_Stated task:_
Every record must be transcribed in its entirety, apart from the images, which are to be omitted.

_Task inputs:_
▬▬▬

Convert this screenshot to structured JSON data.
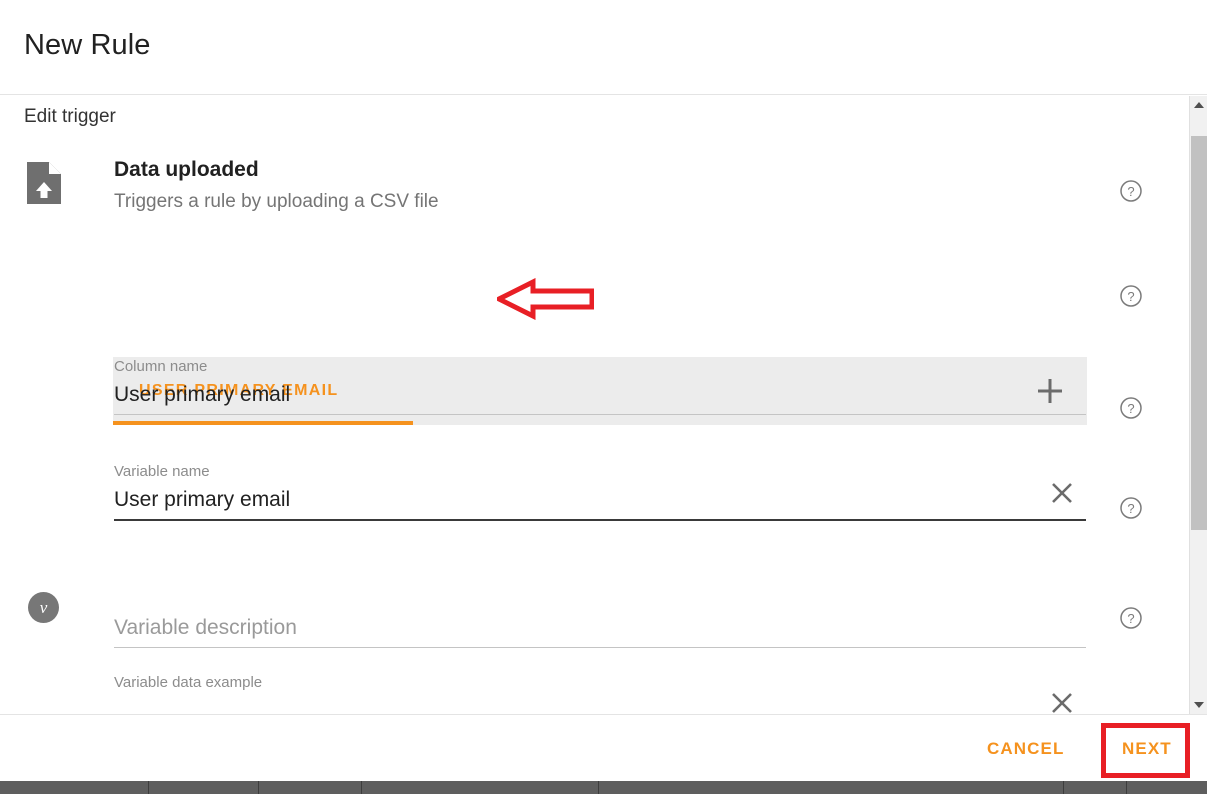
{
  "window": {
    "title": "New Rule"
  },
  "section": {
    "title": "Edit trigger"
  },
  "trigger": {
    "icon": "file-upload-icon",
    "name": "Data uploaded",
    "description": "Triggers a rule by uploading a CSV file"
  },
  "annotations": {
    "arrow": {
      "name": "red-left-arrow-annotation",
      "color": "#e81f25",
      "points_to": "Triggers a rule by uploading a CSV file"
    },
    "next_box": {
      "name": "red-highlight-box-annotation",
      "color": "#e81f25",
      "highlights": "NEXT"
    }
  },
  "tabs": {
    "accent_color": "#F5921E",
    "background": "#ececec",
    "items": [
      {
        "label": "USER PRIMARY EMAIL",
        "selected": true
      }
    ],
    "add_icon": "plus-icon"
  },
  "variable_badge": {
    "glyph": "v",
    "color": "#777777"
  },
  "fields": [
    {
      "key": "column_name",
      "label": "Column name",
      "value": "User primary email",
      "placeholder": "",
      "focused": false,
      "clearable": false
    },
    {
      "key": "variable_name",
      "label": "Variable name",
      "value": "User primary email",
      "placeholder": "",
      "focused": true,
      "clearable": true,
      "clear_icon": "close-icon"
    },
    {
      "key": "variable_description",
      "label": "",
      "value": "",
      "placeholder": "Variable description",
      "focused": false,
      "clearable": false
    },
    {
      "key": "variable_data_example",
      "label": "Variable data example",
      "value": "",
      "placeholder": "",
      "focused": false,
      "clearable": true,
      "clear_icon": "close-icon"
    }
  ],
  "help_icon": "help-circle-icon",
  "scrollbar": {
    "up_icon": "caret-up-icon",
    "down_icon": "caret-down-icon",
    "thumb": "scroll-thumb"
  },
  "footer": {
    "cancel_label": "CANCEL",
    "next_label": "NEXT",
    "accent_color": "#F5921E"
  }
}
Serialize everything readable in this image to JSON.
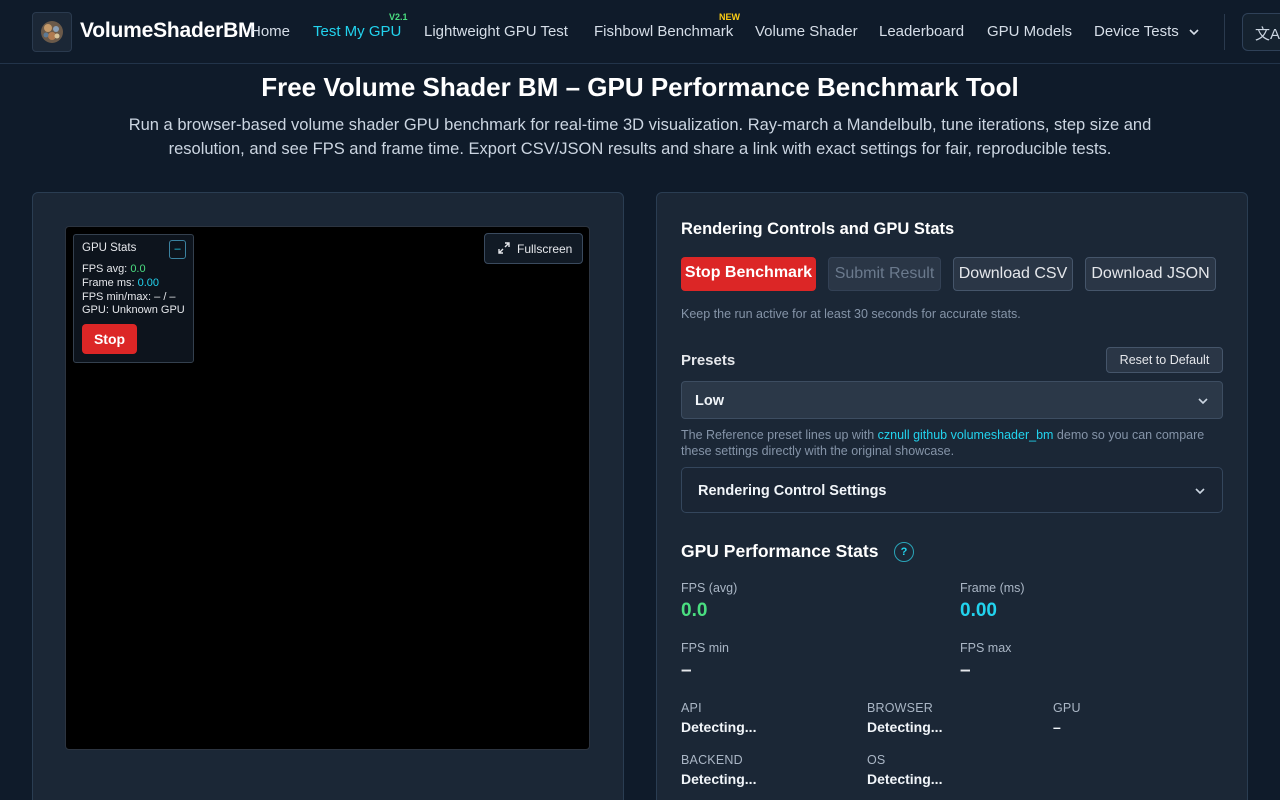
{
  "nav": {
    "brand": "VolumeShaderBM",
    "items": [
      {
        "label": "Home"
      },
      {
        "label": "Test My GPU",
        "badge": "V2.1"
      },
      {
        "label": "Lightweight GPU Test"
      },
      {
        "label": "Fishbowl Benchmark",
        "badge": "NEW"
      },
      {
        "label": "Volume Shader"
      },
      {
        "label": "Leaderboard"
      },
      {
        "label": "GPU Models"
      },
      {
        "label": "Device Tests"
      }
    ],
    "active_color": "#22d3ee",
    "badge_colors": {
      "version": "#4ade80",
      "new": "#facc15"
    },
    "language_icon": "translate-icon"
  },
  "hero": {
    "title": "Free Volume Shader BM – GPU Performance Benchmark Tool",
    "subtitle": "Run a browser-based volume shader GPU benchmark for real-time 3D visualization. Ray-march a Mandelbulb, tune iterations, step size and resolution, and see FPS and frame time. Export CSV/JSON results and share a link with exact settings for fair, reproducible tests."
  },
  "overlay": {
    "title": "GPU Stats",
    "minimize_label": "–",
    "fps_avg_label": "FPS avg:",
    "fps_avg": "0.0",
    "frame_ms_label": "Frame ms:",
    "frame_ms": "0.00",
    "fps_minmax_label": "FPS min/max:",
    "fps_minmax": "– / –",
    "gpu_label": "GPU:",
    "gpu": "Unknown GPU",
    "stop_label": "Stop",
    "fullscreen_label": "Fullscreen"
  },
  "controls": {
    "title": "Rendering Controls and GPU Stats",
    "stop_label": "Stop Benchmark",
    "submit_label": "Submit Result",
    "csv_label": "Download CSV",
    "json_label": "Download JSON",
    "hint": "Keep the run active for at least 30 seconds for accurate stats.",
    "presets_label": "Presets",
    "reset_label": "Reset to Default",
    "preset_value": "Low",
    "ref_note_pre": "The Reference preset lines up with ",
    "ref_note_link": "cznull github volumeshader_bm",
    "ref_note_post": " demo so you can compare these settings directly with the original showcase.",
    "collapse_label": "Rendering Control Settings"
  },
  "perf": {
    "title": "GPU Performance Stats",
    "help": "?",
    "fps_avg_label": "FPS (avg)",
    "fps_avg": "0.0",
    "frame_label": "Frame (ms)",
    "frame": "0.00",
    "fps_min_label": "FPS min",
    "fps_min": "–",
    "fps_max_label": "FPS max",
    "fps_max": "–",
    "api_label": "API",
    "api": "Detecting...",
    "browser_label": "BROWSER",
    "browser": "Detecting...",
    "gpu_label": "GPU",
    "gpu": "–",
    "backend_label": "BACKEND",
    "backend": "Detecting...",
    "os_label": "OS",
    "os": "Detecting..."
  },
  "colors": {
    "background": "#0f1b2a",
    "panel": "#1b2736",
    "accent": "#22d3ee",
    "danger": "#dc2626",
    "good": "#4ade80"
  }
}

▬▬▬

_Solution to this problem:_
Convert this screenshot to structured JSON data.
{
  "window": {
    "title": "New Rule"
  },
  "section": {
    "title": "Edit trigger"
  },
  "trigger": {
    "icon": "file-upload-icon",
    "name": "Data uploaded",
    "description": "Triggers a rule by uploading a CSV file"
  },
  "annotations": {
    "arrow": {
      "name": "red-left-arrow-annotation",
      "color": "#e81f25",
      "points_to": "Triggers a rule by uploading a CSV file"
    },
    "next_box": {
      "name": "red-highlight-box-annotation",
      "color": "#e81f25",
      "highlights": "NEXT"
    }
  },
  "tabs": {
    "accent_color": "#F5921E",
    "background": "#ececec",
    "items": [
      {
        "label": "USER PRIMARY EMAIL",
        "selected": true
      }
    ],
    "add_icon": "plus-icon"
  },
  "variable_badge": {
    "glyph": "v",
    "color": "#777777"
  },
  "fields": [
    {
      "key": "column_name",
      "label": "Column name",
      "value": "User primary email",
      "placeholder": "",
      "focused": false,
      "clearable": false
    },
    {
      "key": "variable_name",
      "label": "Variable name",
      "value": "User primary email",
      "placeholder": "",
      "focused": true,
      "clearable": true,
      "clear_icon": "close-icon"
    },
    {
      "key": "variable_description",
      "label": "",
      "value": "",
      "placeholder": "Variable description",
      "focused": false,
      "clearable": false
    },
    {
      "key": "variable_data_example",
      "label": "Variable data example",
      "value": "",
      "placeholder": "",
      "focused": false,
      "clearable": true,
      "clear_icon": "close-icon"
    }
  ],
  "help_icon": "help-circle-icon",
  "scrollbar": {
    "up_icon": "caret-up-icon",
    "down_icon": "caret-down-icon",
    "thumb": "scroll-thumb"
  },
  "footer": {
    "cancel_label": "CANCEL",
    "next_label": "NEXT",
    "accent_color": "#F5921E"
  }
}
Serialize everything readable in this image to JSON.
{
  "nav": {
    "brand": "VolumeShaderBM",
    "items": [
      {
        "label": "Home"
      },
      {
        "label": "Test My GPU",
        "badge": "V2.1"
      },
      {
        "label": "Lightweight GPU Test"
      },
      {
        "label": "Fishbowl Benchmark",
        "badge": "NEW"
      },
      {
        "label": "Volume Shader"
      },
      {
        "label": "Leaderboard"
      },
      {
        "label": "GPU Models"
      },
      {
        "label": "Device Tests"
      }
    ],
    "active_color": "#22d3ee",
    "badge_colors": {
      "version": "#4ade80",
      "new": "#facc15"
    },
    "language_icon": "translate-icon"
  },
  "hero": {
    "title": "Free Volume Shader BM – GPU Performance Benchmark Tool",
    "subtitle": "Run a browser-based volume shader GPU benchmark for real-time 3D visualization. Ray-march a Mandelbulb, tune iterations, step size and resolution, and see FPS and frame time. Export CSV/JSON results and share a link with exact settings for fair, reproducible tests."
  },
  "overlay": {
    "title": "GPU Stats",
    "minimize_label": "–",
    "fps_avg_label": "FPS avg:",
    "fps_avg": "0.0",
    "frame_ms_label": "Frame ms:",
    "frame_ms": "0.00",
    "fps_minmax_label": "FPS min/max:",
    "fps_minmax": "– / –",
    "gpu_label": "GPU:",
    "gpu": "Unknown GPU",
    "stop_label": "Stop",
    "fullscreen_label": "Fullscreen"
  },
  "controls": {
    "title": "Rendering Controls and GPU Stats",
    "stop_label": "Stop Benchmark",
    "submit_label": "Submit Result",
    "csv_label": "Download CSV",
    "json_label": "Download JSON",
    "hint": "Keep the run active for at least 30 seconds for accurate stats.",
    "presets_label": "Presets",
    "reset_label": "Reset to Default",
    "preset_value": "Low",
    "ref_note_pre": "The Reference preset lines up with ",
    "ref_note_link": "cznull github volumeshader_bm",
    "ref_note_post": " demo so you can compare these settings directly with the original showcase.",
    "collapse_label": "Rendering Control Settings"
  },
  "perf": {
    "title": "GPU Performance Stats",
    "help": "?",
    "fps_avg_label": "FPS (avg)",
    "fps_avg": "0.0",
    "frame_label": "Frame (ms)",
    "frame": "0.00",
    "fps_min_label": "FPS min",
    "fps_min": "–",
    "fps_max_label": "FPS max",
    "fps_max": "–",
    "api_label": "API",
    "api": "Detecting...",
    "browser_label": "BROWSER",
    "browser": "Detecting...",
    "gpu_label": "GPU",
    "gpu": "–",
    "backend_label": "BACKEND",
    "backend": "Detecting...",
    "os_label": "OS",
    "os": "Detecting..."
  },
  "colors": {
    "background": "#0f1b2a",
    "panel": "#1b2736",
    "accent": "#22d3ee",
    "danger": "#dc2626",
    "good": "#4ade80"
  }
}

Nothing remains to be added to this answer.